List all lines of the data containing the word "ganados".

— Begin EXERCISE DATA —

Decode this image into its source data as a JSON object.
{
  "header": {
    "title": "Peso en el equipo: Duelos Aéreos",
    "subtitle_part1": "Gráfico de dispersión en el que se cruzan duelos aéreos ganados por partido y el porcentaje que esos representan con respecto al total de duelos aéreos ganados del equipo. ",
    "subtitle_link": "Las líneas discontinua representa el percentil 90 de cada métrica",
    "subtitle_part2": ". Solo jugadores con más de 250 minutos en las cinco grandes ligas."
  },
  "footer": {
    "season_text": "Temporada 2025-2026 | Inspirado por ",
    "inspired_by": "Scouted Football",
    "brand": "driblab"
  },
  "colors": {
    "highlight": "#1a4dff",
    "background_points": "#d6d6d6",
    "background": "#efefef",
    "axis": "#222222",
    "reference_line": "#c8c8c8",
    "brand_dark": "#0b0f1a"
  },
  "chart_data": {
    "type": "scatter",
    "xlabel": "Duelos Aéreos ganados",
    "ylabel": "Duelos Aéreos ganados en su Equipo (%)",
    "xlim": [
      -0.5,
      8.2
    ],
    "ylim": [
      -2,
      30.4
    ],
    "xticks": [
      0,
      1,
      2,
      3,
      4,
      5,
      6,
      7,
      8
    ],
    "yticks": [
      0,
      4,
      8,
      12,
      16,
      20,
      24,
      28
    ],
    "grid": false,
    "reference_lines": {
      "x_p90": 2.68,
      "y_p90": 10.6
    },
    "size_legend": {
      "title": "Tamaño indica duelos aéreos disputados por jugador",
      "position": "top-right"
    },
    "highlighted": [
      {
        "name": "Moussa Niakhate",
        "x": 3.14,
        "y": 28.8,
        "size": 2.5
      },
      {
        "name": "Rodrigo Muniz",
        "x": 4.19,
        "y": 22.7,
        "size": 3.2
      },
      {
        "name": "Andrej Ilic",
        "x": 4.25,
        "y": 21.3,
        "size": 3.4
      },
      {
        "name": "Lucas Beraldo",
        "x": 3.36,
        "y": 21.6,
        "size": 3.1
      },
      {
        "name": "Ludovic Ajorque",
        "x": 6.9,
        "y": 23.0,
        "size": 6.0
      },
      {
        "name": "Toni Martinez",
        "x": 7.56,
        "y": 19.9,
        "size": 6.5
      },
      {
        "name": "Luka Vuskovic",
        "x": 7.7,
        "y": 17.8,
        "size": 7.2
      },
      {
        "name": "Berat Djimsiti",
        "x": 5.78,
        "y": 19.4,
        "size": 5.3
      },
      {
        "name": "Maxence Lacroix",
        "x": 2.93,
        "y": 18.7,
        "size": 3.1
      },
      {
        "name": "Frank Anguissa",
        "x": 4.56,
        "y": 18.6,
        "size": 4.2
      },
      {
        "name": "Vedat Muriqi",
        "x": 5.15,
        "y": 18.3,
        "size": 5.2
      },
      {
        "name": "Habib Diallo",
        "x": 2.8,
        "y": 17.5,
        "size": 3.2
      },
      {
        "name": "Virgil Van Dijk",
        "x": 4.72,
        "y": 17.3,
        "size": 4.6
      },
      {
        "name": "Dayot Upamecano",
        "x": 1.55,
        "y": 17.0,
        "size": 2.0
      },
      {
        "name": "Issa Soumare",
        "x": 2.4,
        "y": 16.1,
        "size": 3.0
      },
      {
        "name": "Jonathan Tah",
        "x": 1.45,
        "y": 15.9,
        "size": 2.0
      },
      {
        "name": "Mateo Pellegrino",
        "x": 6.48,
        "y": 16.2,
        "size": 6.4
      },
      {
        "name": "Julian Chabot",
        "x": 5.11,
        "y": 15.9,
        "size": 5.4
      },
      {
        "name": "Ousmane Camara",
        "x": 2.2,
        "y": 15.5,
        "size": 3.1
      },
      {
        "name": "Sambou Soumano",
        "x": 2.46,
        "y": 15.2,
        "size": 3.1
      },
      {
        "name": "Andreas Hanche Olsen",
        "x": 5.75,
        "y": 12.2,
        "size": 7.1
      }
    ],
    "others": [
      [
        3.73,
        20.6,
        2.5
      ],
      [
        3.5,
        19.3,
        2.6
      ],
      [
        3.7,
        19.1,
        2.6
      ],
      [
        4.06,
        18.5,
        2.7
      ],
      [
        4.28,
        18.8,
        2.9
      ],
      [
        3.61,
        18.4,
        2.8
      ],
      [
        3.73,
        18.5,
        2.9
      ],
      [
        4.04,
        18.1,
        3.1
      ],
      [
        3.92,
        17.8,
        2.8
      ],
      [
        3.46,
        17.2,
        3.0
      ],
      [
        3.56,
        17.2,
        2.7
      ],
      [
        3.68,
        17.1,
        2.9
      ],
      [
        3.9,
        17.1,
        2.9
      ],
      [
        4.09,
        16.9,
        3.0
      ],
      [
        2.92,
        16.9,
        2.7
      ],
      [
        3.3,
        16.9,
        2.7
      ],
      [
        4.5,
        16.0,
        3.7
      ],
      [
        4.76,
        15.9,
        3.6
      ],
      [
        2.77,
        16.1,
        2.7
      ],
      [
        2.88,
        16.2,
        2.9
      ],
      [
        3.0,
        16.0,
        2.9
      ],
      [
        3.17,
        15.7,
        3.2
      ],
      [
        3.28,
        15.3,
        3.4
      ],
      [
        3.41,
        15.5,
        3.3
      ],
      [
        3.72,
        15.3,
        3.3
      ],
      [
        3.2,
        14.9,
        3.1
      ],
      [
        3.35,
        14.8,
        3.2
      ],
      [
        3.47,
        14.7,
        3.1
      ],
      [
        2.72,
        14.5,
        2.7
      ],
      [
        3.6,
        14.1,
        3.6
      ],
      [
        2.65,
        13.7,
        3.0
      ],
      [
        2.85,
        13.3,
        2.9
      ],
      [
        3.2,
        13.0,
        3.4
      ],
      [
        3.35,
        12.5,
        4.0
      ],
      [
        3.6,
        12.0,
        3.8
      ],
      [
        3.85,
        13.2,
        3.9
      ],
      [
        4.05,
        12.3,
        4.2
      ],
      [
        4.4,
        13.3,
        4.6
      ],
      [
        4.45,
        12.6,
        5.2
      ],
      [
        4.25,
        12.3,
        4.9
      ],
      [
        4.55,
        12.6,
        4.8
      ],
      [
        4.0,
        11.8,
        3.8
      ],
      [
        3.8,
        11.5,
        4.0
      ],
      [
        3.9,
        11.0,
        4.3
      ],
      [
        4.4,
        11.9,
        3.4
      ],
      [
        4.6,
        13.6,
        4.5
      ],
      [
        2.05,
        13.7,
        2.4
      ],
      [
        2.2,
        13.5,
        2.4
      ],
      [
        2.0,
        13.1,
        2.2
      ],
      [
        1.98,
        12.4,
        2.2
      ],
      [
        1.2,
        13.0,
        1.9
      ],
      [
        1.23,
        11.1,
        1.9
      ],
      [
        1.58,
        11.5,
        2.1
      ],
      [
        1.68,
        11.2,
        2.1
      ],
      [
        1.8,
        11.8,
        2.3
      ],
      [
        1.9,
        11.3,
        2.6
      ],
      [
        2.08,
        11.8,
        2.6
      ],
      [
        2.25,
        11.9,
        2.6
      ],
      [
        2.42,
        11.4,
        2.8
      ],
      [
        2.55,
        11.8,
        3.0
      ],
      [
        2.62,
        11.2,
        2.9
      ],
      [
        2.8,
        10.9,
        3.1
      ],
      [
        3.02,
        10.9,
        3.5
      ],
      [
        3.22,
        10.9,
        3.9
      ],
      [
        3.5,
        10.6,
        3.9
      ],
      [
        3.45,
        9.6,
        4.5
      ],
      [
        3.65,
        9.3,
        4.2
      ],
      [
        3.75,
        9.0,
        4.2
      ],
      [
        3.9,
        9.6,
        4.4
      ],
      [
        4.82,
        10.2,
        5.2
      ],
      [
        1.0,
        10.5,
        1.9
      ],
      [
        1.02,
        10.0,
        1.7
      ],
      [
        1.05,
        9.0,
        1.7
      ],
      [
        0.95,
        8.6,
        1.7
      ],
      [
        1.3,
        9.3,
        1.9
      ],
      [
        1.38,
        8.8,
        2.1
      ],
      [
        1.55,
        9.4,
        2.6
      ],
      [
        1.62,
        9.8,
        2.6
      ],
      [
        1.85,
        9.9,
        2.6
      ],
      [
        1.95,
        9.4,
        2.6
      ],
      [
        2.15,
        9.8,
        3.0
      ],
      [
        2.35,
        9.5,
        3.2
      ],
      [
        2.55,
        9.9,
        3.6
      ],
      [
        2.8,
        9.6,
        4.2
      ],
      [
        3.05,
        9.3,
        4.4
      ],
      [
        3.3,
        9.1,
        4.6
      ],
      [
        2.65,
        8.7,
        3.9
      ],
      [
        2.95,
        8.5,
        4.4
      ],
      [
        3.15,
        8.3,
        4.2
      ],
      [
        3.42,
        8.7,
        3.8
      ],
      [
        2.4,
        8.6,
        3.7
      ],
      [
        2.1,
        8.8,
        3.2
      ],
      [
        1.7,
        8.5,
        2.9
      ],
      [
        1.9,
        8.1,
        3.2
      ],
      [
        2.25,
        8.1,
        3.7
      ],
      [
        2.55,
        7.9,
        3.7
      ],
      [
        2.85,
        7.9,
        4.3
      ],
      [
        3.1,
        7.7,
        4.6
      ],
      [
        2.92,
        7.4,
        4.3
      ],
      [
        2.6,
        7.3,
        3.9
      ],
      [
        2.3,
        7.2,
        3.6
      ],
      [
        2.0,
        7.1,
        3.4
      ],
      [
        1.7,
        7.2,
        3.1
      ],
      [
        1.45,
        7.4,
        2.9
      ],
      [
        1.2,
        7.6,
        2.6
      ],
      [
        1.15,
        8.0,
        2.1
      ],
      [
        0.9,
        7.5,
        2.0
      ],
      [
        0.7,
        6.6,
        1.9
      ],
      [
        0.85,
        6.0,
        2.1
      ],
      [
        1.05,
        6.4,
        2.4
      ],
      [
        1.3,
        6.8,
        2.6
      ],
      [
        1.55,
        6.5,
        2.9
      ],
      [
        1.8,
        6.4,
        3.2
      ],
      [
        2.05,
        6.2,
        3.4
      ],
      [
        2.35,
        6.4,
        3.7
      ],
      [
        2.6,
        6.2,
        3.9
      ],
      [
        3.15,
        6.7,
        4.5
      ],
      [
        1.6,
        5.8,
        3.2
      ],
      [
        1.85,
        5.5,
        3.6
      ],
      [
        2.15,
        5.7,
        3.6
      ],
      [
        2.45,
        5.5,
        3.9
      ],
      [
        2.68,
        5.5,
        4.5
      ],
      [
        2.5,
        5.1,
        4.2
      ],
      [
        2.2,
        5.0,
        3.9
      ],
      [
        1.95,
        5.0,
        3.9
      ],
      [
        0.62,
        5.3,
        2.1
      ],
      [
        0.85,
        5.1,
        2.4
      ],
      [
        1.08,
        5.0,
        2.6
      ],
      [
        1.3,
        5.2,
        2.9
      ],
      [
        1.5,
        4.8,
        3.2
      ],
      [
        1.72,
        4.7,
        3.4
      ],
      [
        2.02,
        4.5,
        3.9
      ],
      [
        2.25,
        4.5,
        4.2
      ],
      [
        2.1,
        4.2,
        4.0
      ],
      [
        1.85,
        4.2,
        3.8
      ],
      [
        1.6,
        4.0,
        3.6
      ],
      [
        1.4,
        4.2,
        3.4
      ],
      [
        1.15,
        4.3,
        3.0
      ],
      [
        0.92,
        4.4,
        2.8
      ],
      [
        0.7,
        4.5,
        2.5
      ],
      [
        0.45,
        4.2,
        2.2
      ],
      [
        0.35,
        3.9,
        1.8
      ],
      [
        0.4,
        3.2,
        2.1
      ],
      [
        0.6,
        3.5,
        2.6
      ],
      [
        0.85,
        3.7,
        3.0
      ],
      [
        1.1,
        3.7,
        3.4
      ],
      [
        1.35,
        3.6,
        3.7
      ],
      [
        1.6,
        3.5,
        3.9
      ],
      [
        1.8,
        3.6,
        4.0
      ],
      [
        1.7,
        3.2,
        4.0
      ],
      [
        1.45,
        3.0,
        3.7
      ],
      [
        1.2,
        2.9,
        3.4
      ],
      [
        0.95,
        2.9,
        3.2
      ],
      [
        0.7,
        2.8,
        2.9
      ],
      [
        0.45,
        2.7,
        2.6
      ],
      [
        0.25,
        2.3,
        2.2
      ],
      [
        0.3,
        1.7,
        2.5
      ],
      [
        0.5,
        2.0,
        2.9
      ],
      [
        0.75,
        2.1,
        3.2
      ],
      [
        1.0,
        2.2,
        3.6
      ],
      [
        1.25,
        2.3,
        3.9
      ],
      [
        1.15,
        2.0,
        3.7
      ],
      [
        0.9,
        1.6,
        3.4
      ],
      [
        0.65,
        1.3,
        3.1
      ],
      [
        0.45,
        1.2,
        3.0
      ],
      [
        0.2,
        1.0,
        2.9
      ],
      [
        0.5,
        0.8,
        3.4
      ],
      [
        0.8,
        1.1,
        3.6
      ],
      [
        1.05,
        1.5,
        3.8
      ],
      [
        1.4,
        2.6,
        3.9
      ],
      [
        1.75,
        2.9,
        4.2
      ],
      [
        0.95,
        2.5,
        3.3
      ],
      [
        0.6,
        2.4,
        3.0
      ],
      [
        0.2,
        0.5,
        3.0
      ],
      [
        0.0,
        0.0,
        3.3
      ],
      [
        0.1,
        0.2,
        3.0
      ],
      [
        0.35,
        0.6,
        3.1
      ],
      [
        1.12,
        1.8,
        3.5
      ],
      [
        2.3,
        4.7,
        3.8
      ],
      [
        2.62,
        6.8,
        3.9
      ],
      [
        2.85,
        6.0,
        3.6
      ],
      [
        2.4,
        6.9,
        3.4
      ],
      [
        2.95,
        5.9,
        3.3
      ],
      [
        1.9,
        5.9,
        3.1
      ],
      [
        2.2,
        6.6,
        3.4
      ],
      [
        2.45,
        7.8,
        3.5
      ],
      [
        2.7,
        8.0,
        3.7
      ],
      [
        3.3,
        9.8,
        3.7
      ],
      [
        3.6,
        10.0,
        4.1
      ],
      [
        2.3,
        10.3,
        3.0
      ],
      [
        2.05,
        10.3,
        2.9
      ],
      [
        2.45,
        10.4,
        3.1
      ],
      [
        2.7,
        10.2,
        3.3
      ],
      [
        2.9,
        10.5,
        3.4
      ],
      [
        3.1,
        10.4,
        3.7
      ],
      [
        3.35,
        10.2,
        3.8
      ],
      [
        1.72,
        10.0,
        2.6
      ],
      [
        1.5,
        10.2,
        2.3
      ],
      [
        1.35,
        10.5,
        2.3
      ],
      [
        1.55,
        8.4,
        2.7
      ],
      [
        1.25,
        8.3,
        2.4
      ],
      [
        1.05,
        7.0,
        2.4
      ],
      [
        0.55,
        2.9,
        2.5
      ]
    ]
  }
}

— End EXERCISE DATA —

* _CORRECT ANSWER_:
    "subtitle_part1": "Gráfico de dispersión en el que se cruzan duelos aéreos ganados por partido y el porcentaje que esos representan con respecto al total de duelos aéreos ganados del equipo. ",
    "xlabel": "Duelos Aéreos ganados",
    "ylabel": "Duelos Aéreos ganados en su Equipo (%)",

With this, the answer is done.